• Problem to work on: Where a line below holds the string "измерений", copy that line.

• Material for this task:
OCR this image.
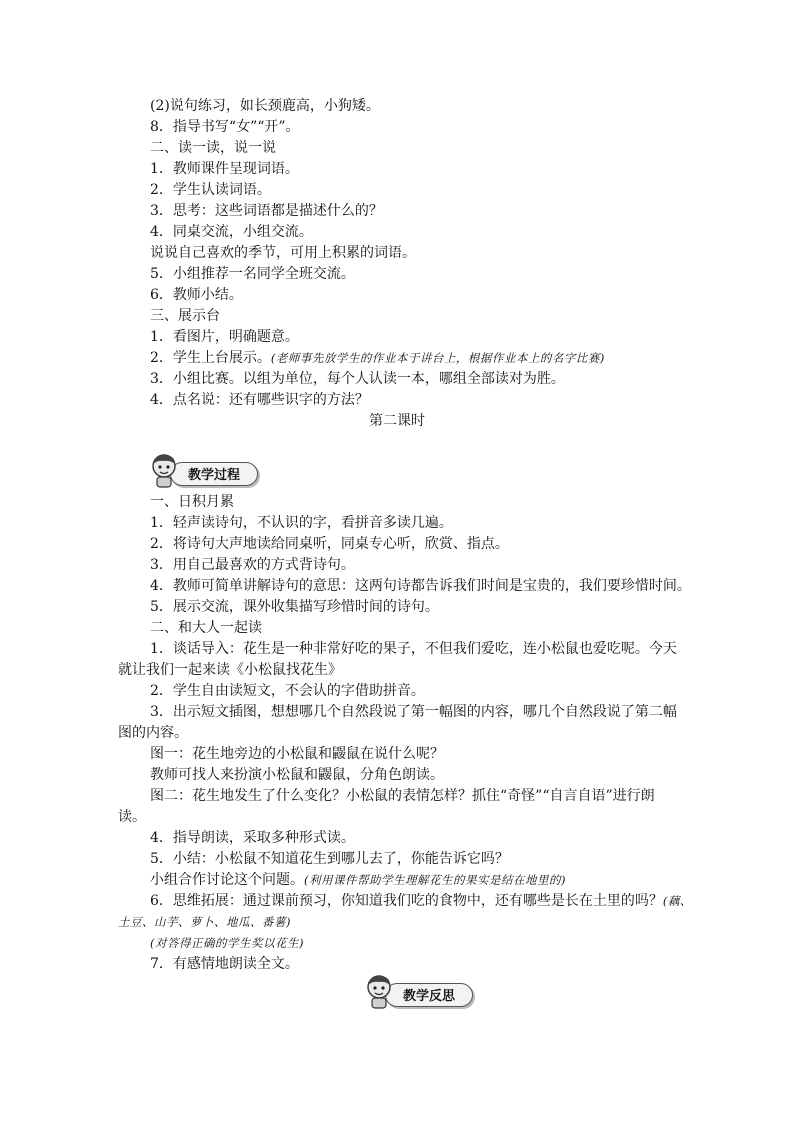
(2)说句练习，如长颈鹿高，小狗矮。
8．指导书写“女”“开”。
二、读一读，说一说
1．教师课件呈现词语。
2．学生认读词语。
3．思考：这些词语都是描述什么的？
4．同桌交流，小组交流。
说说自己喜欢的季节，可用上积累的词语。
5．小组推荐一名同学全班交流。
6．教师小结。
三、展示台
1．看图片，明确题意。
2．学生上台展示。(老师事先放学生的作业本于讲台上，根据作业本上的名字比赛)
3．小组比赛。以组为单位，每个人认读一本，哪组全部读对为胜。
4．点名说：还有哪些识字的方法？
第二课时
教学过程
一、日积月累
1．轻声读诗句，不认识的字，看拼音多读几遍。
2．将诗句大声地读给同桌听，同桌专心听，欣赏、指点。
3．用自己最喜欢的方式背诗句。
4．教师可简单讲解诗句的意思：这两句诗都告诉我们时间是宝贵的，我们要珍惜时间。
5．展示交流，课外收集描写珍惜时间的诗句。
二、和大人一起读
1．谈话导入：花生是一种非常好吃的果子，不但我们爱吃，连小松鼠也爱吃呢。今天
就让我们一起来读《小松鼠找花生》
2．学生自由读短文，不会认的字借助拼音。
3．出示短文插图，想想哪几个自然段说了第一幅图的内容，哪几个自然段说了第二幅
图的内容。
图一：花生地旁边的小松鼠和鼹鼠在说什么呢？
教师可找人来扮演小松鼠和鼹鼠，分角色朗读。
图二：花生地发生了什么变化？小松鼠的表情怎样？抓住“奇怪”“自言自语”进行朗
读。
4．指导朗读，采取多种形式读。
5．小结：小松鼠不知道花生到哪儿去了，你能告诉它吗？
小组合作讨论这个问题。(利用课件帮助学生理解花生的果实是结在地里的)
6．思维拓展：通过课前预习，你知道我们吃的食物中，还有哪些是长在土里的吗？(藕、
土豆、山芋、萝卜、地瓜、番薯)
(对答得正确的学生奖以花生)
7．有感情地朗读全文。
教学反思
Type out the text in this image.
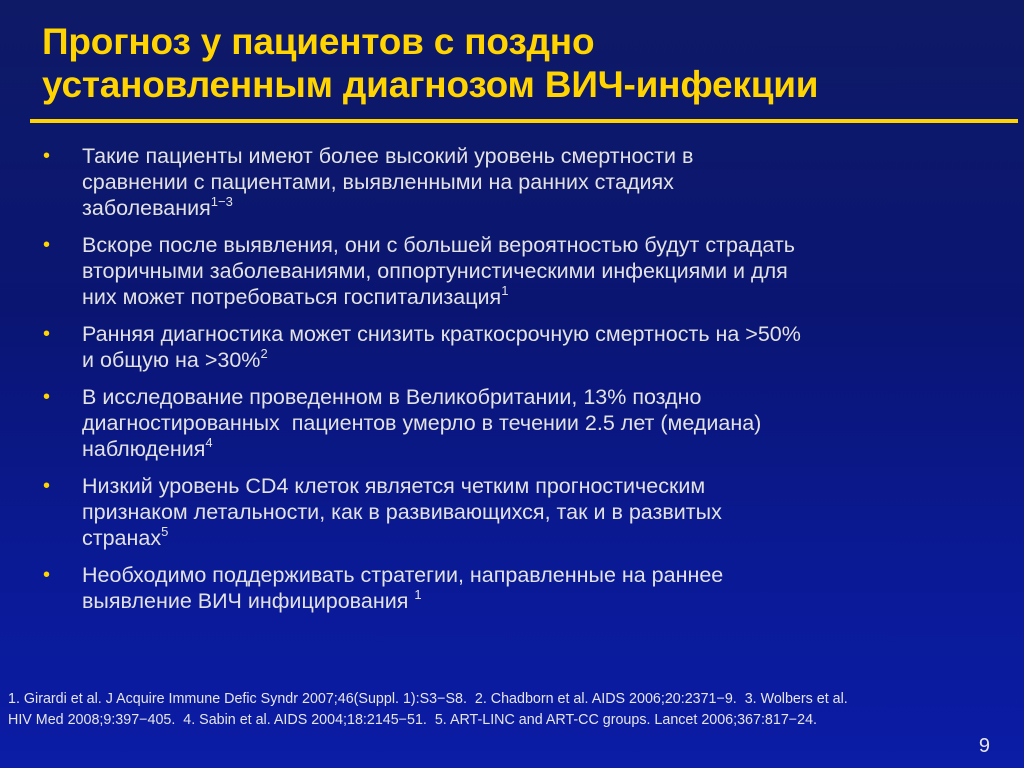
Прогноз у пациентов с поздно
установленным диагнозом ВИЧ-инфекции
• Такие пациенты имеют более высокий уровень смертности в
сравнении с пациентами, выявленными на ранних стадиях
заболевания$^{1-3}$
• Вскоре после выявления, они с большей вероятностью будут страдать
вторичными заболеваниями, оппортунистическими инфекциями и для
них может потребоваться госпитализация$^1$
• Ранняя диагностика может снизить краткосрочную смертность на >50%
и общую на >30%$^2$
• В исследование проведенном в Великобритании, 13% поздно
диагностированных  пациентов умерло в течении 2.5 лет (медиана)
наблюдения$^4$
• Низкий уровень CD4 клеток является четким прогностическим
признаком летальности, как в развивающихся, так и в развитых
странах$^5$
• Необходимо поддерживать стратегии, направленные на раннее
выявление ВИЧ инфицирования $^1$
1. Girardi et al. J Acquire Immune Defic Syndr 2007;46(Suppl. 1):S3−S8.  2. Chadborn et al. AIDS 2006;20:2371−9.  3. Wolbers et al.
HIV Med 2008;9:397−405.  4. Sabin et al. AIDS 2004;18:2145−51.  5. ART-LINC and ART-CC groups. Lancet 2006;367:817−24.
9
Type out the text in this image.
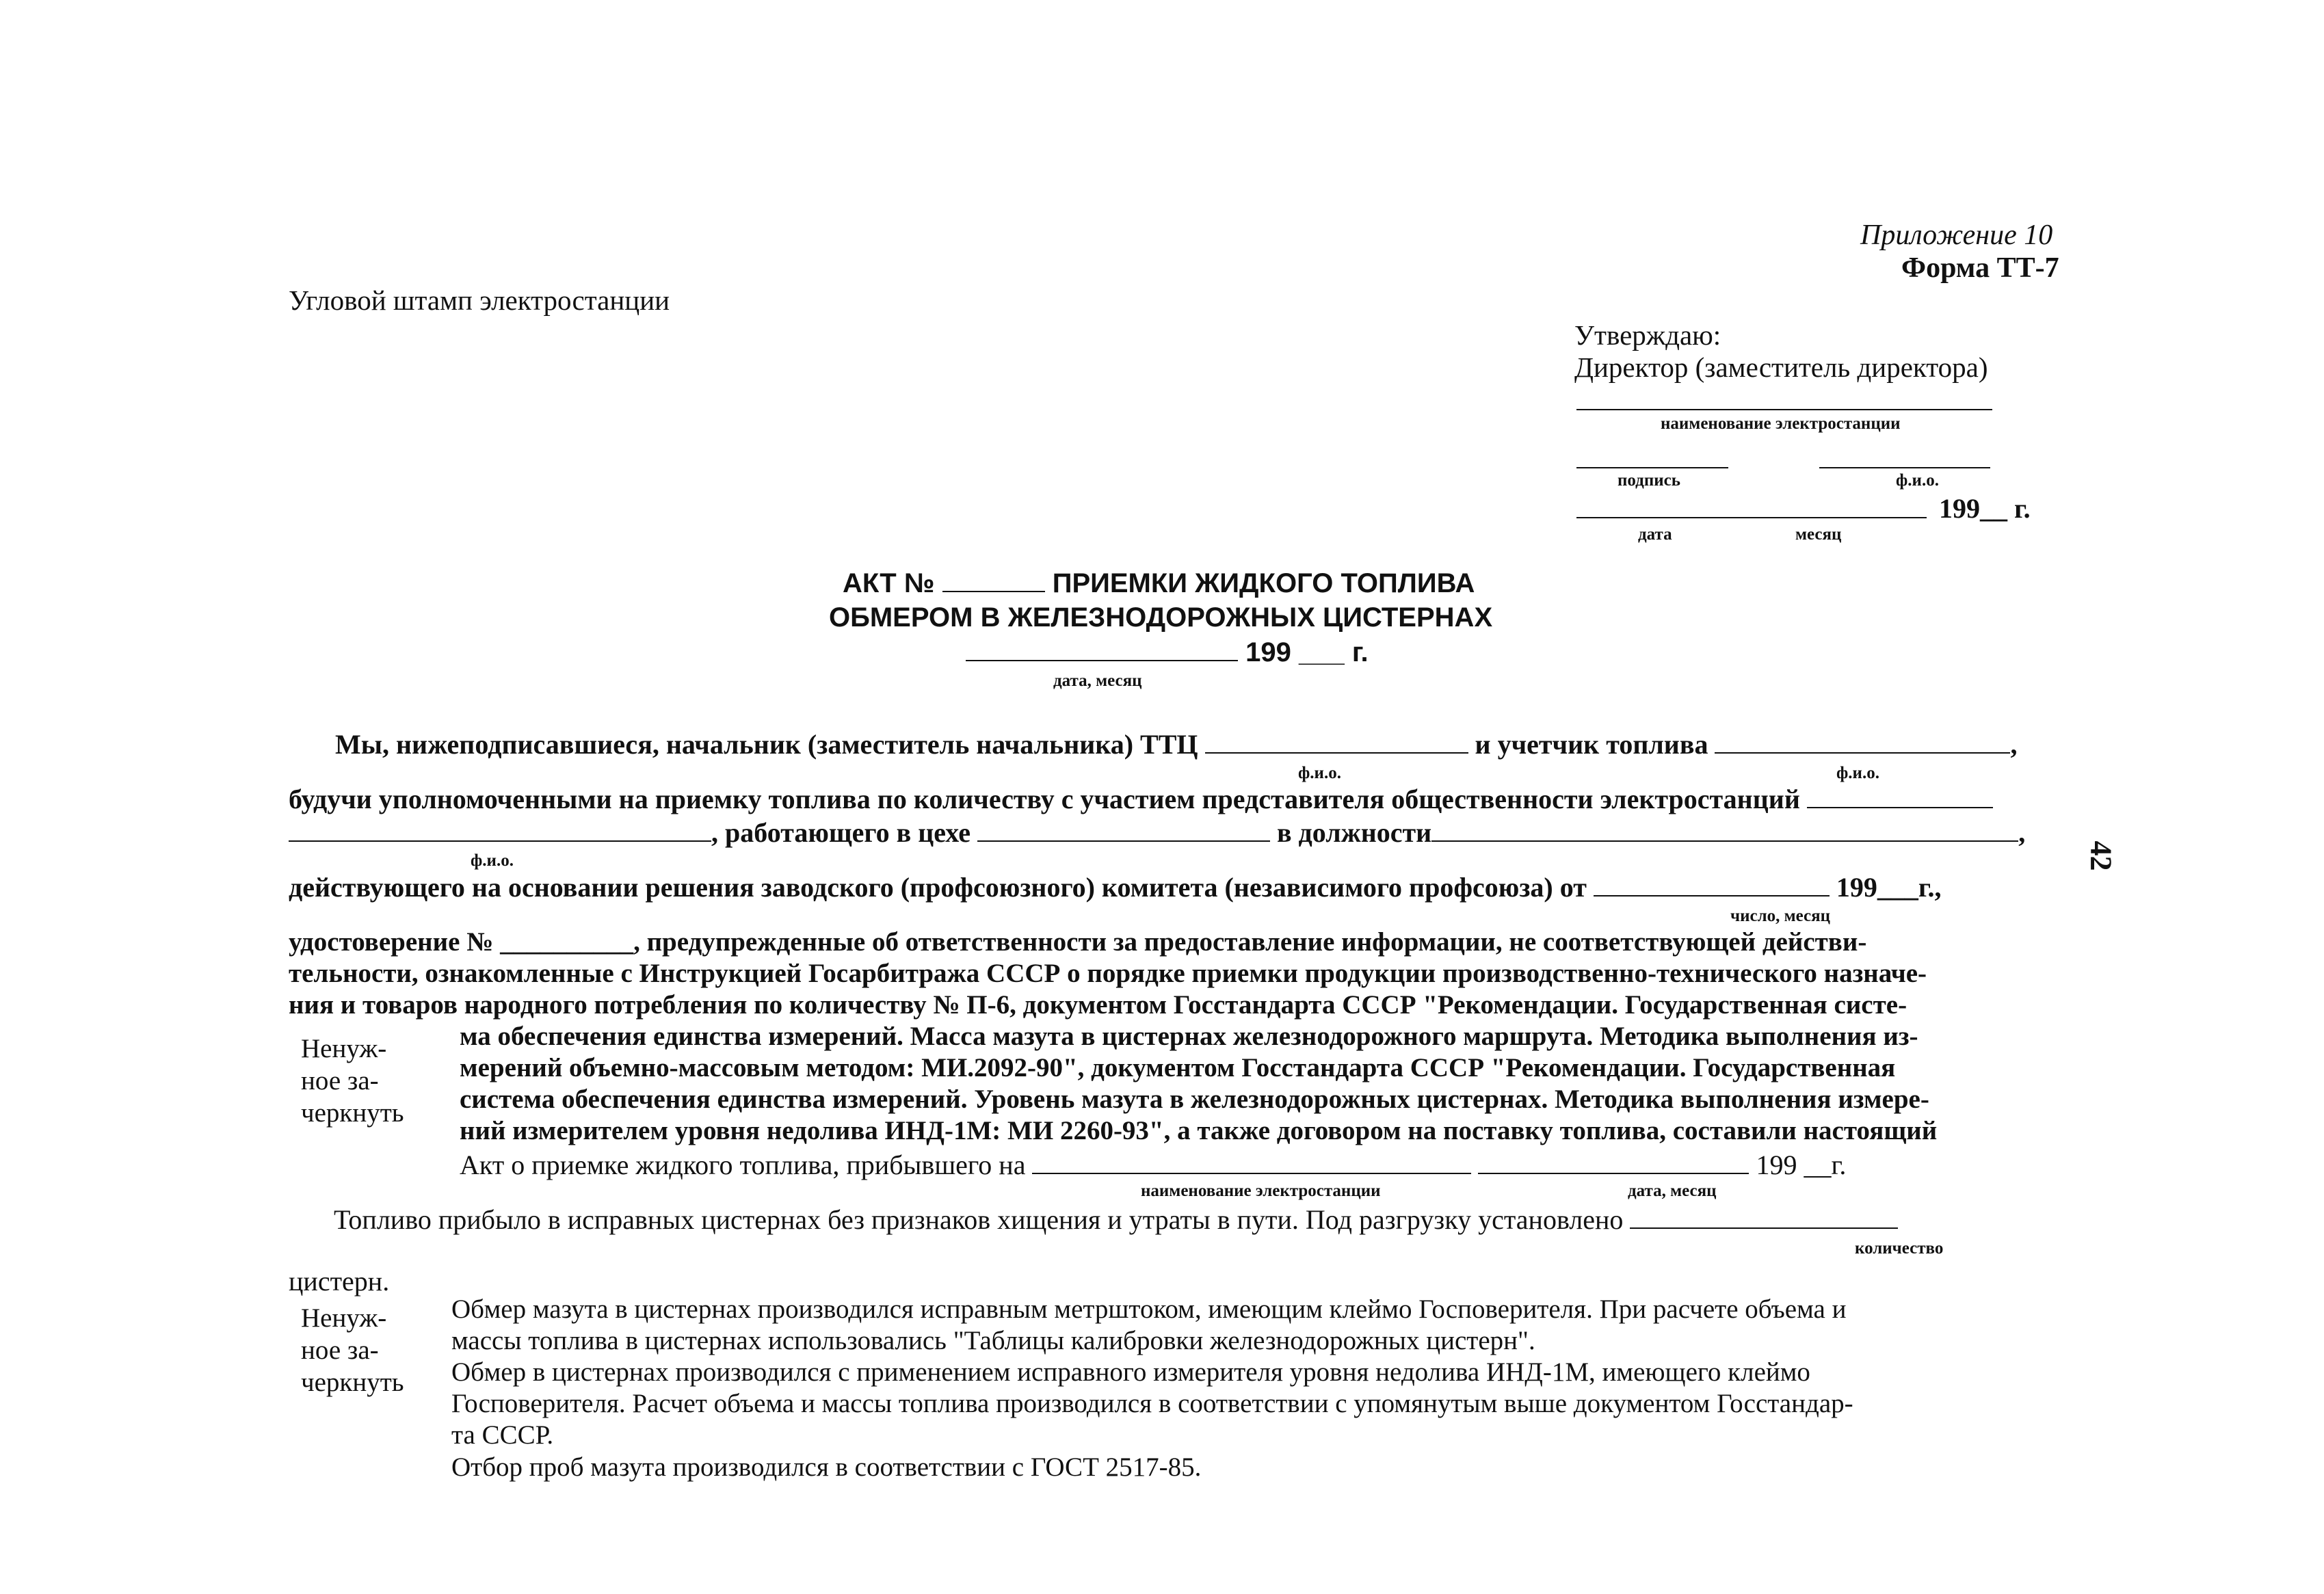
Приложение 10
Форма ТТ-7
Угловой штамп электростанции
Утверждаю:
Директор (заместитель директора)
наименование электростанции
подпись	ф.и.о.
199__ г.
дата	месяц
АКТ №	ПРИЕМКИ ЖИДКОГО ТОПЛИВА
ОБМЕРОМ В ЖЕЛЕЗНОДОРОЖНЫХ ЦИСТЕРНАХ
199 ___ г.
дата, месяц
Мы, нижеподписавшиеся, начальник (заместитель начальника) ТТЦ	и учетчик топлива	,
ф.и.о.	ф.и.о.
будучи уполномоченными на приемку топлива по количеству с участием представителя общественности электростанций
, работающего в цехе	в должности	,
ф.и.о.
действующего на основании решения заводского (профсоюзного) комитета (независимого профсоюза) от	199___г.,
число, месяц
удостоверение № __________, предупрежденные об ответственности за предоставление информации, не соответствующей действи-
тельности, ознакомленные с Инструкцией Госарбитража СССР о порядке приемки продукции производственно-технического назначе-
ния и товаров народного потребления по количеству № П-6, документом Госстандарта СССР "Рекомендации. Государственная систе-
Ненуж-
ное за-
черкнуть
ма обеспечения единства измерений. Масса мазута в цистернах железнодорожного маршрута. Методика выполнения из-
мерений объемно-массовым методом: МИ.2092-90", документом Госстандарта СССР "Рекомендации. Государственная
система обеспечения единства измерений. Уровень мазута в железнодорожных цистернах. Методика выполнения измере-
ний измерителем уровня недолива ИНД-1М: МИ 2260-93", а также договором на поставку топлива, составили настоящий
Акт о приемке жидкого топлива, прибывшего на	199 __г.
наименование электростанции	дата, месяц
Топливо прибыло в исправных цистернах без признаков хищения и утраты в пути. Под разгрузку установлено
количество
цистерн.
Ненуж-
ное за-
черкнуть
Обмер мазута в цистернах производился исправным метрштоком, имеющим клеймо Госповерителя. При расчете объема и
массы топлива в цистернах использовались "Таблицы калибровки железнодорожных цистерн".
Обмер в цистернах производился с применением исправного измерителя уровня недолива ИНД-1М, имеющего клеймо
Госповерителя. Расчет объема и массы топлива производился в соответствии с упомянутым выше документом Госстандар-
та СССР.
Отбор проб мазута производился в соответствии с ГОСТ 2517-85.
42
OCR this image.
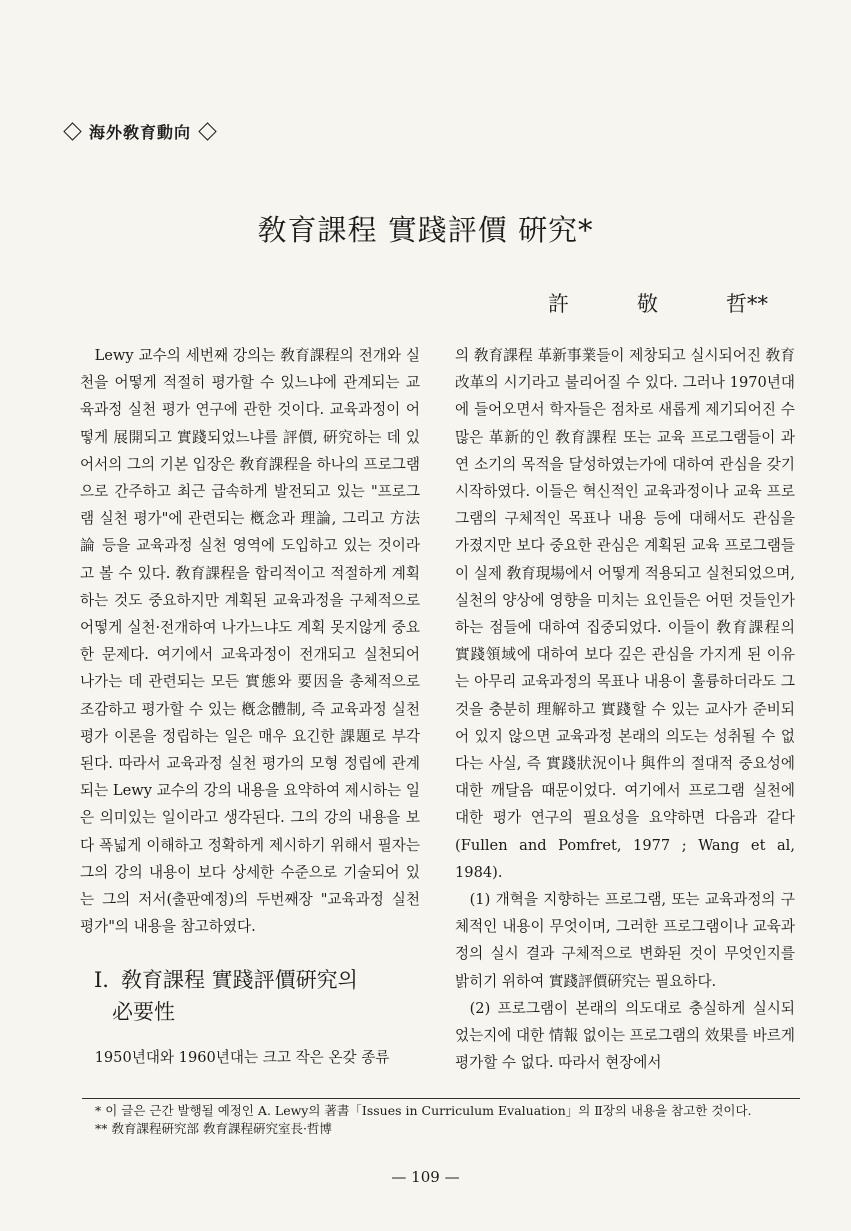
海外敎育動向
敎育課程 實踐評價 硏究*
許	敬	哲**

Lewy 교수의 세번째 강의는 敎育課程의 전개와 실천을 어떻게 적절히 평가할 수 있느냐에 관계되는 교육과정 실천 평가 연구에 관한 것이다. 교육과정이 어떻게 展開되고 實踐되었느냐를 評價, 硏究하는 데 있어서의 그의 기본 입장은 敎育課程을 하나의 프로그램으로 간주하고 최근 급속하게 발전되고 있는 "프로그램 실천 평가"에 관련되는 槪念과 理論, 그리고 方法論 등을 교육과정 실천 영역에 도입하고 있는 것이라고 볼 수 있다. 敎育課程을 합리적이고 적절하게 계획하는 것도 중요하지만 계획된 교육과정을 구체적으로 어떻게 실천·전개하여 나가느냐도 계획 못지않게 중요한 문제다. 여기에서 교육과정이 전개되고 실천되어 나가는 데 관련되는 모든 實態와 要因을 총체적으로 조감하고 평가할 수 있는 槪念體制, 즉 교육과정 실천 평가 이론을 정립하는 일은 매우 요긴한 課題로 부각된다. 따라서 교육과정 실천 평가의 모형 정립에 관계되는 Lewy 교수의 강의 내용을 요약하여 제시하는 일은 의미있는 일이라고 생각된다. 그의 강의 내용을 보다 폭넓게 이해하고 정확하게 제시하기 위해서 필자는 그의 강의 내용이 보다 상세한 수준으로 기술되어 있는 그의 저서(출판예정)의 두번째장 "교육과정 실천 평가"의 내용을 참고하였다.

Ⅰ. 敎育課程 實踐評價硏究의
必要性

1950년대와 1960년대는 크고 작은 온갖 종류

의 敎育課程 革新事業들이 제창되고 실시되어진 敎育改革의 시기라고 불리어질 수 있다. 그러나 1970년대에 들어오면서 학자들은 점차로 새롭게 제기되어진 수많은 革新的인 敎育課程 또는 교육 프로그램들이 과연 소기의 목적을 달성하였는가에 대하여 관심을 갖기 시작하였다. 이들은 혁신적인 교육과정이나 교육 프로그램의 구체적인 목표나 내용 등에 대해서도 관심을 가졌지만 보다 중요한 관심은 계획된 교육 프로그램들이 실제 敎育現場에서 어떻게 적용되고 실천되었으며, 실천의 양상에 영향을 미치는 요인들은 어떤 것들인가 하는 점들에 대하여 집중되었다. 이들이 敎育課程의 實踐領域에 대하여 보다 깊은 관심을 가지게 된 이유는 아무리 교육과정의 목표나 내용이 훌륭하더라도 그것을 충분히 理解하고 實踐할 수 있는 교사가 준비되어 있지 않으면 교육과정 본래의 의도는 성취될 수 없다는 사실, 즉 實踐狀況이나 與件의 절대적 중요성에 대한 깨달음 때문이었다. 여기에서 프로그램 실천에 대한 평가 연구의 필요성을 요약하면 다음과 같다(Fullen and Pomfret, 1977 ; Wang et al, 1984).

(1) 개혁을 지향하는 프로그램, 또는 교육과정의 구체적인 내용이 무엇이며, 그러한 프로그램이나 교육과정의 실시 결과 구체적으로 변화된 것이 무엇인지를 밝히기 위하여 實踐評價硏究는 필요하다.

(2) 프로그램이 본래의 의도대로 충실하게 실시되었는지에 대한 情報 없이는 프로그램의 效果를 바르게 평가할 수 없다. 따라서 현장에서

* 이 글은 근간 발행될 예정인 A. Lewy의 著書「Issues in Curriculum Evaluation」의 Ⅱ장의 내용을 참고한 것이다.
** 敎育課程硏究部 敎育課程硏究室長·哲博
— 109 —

• Task answer:
ма обеспечения единства измерений. Масса мазута в цистернах железнодорожного маршрута. Методика выполнения из-
система обеспечения единства измерений. Уровень мазута в железнодорожных цистернах. Методика выполнения измере-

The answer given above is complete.